## START Input
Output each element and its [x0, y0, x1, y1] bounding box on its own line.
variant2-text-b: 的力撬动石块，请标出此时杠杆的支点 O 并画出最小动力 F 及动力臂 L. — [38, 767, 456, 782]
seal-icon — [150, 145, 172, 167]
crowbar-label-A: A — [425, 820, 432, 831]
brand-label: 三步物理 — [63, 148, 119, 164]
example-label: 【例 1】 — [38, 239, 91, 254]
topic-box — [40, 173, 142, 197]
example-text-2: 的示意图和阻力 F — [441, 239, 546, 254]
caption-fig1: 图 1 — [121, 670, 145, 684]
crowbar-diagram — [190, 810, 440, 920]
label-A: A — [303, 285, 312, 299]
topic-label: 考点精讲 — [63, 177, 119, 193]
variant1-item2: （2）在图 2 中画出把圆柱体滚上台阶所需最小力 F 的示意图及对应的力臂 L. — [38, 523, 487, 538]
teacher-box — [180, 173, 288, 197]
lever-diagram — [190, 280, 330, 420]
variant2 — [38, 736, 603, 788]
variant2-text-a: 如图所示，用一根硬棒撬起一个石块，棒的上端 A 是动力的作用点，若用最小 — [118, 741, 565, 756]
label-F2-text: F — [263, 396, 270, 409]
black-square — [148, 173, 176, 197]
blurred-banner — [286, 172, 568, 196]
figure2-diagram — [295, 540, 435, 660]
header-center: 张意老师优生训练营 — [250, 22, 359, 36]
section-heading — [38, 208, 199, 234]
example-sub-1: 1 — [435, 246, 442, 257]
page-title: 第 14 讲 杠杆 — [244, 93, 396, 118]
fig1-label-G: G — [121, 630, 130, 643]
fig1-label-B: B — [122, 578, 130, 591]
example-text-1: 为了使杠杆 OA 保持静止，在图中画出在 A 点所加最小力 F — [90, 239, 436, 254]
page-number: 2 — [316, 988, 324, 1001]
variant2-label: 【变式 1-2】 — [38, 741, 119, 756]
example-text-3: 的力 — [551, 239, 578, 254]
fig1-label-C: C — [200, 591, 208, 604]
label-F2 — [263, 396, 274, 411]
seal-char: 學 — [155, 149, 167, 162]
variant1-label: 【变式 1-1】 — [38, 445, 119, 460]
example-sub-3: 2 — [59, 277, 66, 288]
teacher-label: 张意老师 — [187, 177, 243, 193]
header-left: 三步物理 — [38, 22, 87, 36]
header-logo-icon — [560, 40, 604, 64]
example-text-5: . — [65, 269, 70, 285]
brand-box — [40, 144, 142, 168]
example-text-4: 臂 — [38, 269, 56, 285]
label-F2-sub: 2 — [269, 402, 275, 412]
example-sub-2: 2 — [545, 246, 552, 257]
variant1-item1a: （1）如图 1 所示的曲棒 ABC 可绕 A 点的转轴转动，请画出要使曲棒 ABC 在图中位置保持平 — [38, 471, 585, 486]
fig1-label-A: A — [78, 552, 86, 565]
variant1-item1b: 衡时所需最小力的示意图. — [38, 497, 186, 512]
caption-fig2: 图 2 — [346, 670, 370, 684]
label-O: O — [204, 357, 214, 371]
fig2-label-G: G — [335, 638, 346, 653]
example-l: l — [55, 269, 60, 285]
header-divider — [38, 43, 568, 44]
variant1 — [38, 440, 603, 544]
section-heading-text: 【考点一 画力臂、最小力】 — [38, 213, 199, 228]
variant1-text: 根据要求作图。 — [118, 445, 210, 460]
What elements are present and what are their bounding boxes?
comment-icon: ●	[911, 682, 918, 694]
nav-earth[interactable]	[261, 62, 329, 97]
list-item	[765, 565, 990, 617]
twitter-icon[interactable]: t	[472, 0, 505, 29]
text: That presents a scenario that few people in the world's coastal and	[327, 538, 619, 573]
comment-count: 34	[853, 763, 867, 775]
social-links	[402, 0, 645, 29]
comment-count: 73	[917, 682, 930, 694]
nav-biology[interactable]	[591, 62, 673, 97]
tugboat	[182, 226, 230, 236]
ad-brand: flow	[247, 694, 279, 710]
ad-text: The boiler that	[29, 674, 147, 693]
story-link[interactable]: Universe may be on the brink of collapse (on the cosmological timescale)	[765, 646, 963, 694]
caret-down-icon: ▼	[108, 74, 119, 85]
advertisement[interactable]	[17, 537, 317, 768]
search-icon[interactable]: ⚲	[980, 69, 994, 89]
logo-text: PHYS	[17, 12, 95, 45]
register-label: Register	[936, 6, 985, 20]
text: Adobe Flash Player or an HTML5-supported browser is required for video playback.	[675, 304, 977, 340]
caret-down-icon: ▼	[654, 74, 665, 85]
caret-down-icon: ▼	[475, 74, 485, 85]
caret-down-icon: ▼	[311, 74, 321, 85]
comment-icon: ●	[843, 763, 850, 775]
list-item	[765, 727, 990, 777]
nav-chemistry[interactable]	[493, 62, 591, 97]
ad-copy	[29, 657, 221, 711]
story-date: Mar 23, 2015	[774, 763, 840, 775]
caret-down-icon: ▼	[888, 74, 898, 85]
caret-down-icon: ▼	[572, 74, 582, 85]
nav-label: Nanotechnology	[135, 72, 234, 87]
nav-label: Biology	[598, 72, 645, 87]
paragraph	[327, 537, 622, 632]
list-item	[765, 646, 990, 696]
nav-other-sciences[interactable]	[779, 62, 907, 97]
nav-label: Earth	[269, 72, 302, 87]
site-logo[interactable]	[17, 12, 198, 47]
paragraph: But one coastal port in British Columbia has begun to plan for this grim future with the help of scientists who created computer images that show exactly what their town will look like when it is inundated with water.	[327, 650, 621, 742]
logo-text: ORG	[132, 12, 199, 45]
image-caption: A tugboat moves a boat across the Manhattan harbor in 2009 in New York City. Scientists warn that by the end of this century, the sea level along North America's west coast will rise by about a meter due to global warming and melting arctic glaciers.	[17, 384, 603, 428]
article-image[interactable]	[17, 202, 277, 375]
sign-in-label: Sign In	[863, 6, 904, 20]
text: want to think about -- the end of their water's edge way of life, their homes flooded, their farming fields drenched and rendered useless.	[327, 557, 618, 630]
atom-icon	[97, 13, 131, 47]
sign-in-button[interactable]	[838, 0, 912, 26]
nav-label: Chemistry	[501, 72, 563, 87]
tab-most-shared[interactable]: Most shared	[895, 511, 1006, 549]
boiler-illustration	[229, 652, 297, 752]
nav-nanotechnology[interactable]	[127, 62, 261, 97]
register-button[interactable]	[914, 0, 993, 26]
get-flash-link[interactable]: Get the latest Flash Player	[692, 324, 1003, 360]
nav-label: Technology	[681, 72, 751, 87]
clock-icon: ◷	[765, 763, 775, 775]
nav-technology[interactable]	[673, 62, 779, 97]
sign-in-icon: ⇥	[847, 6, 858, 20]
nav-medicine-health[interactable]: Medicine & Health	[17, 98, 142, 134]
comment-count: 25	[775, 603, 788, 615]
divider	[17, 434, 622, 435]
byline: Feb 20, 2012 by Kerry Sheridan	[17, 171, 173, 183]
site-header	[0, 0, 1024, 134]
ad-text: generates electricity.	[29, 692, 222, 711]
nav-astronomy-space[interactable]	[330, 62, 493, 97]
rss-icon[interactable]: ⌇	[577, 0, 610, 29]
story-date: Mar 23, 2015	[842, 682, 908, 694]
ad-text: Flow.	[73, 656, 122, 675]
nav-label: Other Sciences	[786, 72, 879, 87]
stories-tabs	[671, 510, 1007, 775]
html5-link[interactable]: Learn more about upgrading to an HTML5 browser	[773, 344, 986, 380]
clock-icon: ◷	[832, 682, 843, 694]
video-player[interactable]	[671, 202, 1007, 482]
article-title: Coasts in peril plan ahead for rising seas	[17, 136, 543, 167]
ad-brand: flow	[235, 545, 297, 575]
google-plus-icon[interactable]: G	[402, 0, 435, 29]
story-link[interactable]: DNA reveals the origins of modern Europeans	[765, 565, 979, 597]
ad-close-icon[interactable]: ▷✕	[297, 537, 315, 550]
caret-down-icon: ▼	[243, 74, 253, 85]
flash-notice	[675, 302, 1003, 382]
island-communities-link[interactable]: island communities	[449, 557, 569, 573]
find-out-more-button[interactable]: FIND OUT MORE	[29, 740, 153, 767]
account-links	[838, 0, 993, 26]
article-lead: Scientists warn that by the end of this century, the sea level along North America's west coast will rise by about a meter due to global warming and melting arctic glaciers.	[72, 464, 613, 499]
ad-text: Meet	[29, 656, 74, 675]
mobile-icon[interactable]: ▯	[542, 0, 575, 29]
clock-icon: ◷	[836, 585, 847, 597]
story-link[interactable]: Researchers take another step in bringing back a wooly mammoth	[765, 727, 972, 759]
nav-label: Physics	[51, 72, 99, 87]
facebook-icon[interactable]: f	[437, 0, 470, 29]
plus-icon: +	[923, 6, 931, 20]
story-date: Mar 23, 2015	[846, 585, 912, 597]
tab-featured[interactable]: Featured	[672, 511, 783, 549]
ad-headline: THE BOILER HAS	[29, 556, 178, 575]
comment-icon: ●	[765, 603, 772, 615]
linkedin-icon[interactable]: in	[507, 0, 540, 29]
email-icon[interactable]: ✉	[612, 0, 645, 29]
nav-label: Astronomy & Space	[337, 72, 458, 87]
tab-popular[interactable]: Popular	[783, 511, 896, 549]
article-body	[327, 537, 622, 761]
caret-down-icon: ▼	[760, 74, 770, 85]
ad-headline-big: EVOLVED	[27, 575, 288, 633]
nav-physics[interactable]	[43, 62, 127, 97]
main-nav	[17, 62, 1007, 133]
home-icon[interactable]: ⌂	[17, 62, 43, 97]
## END Input
• **Task statement**
Print the data from the start through the line with "example-sub-3: 2 — [59, 277, 66, 288]", reproducing each line exactly.

• **Result**
Output each element and its [x0, y0, x1, y1] bounding box on its own line.
variant2-text-b: 的力撬动石块，请标出此时杠杆的支点 O 并画出最小动力 F 及动力臂 L. — [38, 767, 456, 782]
seal-icon — [150, 145, 172, 167]
crowbar-label-A: A — [425, 820, 432, 831]
brand-label: 三步物理 — [63, 148, 119, 164]
example-label: 【例 1】 — [38, 239, 91, 254]
topic-box — [40, 173, 142, 197]
example-text-2: 的示意图和阻力 F — [441, 239, 546, 254]
caption-fig1: 图 1 — [121, 670, 145, 684]
crowbar-diagram — [190, 810, 440, 920]
label-A: A — [303, 285, 312, 299]
topic-label: 考点精讲 — [63, 177, 119, 193]
variant1-item2: （2）在图 2 中画出把圆柱体滚上台阶所需最小力 F 的示意图及对应的力臂 L. — [38, 523, 487, 538]
teacher-box — [180, 173, 288, 197]
lever-diagram — [190, 280, 330, 420]
variant2 — [38, 736, 603, 788]
variant2-text-a: 如图所示，用一根硬棒撬起一个石块，棒的上端 A 是动力的作用点，若用最小 — [118, 741, 565, 756]
label-F2-text: F — [263, 396, 270, 409]
black-square — [148, 173, 176, 197]
blurred-banner — [286, 172, 568, 196]
figure2-diagram — [295, 540, 435, 660]
header-center: 张意老师优生训练营 — [250, 22, 359, 36]
section-heading — [38, 208, 199, 234]
example-sub-1: 1 — [435, 246, 442, 257]
page-title: 第 14 讲 杠杆 — [244, 93, 396, 118]
fig1-label-G: G — [121, 630, 130, 643]
fig1-label-B: B — [122, 578, 130, 591]
example-text-1: 为了使杠杆 OA 保持静止，在图中画出在 A 点所加最小力 F — [90, 239, 436, 254]
page-number: 2 — [316, 988, 324, 1001]
variant2-label: 【变式 1-2】 — [38, 741, 119, 756]
example-text-3: 的力 — [551, 239, 578, 254]
fig1-label-C: C — [200, 591, 208, 604]
label-F2 — [263, 396, 274, 411]
seal-char: 學 — [155, 149, 167, 162]
variant1-label: 【变式 1-1】 — [38, 445, 119, 460]
example-sub-3: 2 — [59, 277, 66, 288]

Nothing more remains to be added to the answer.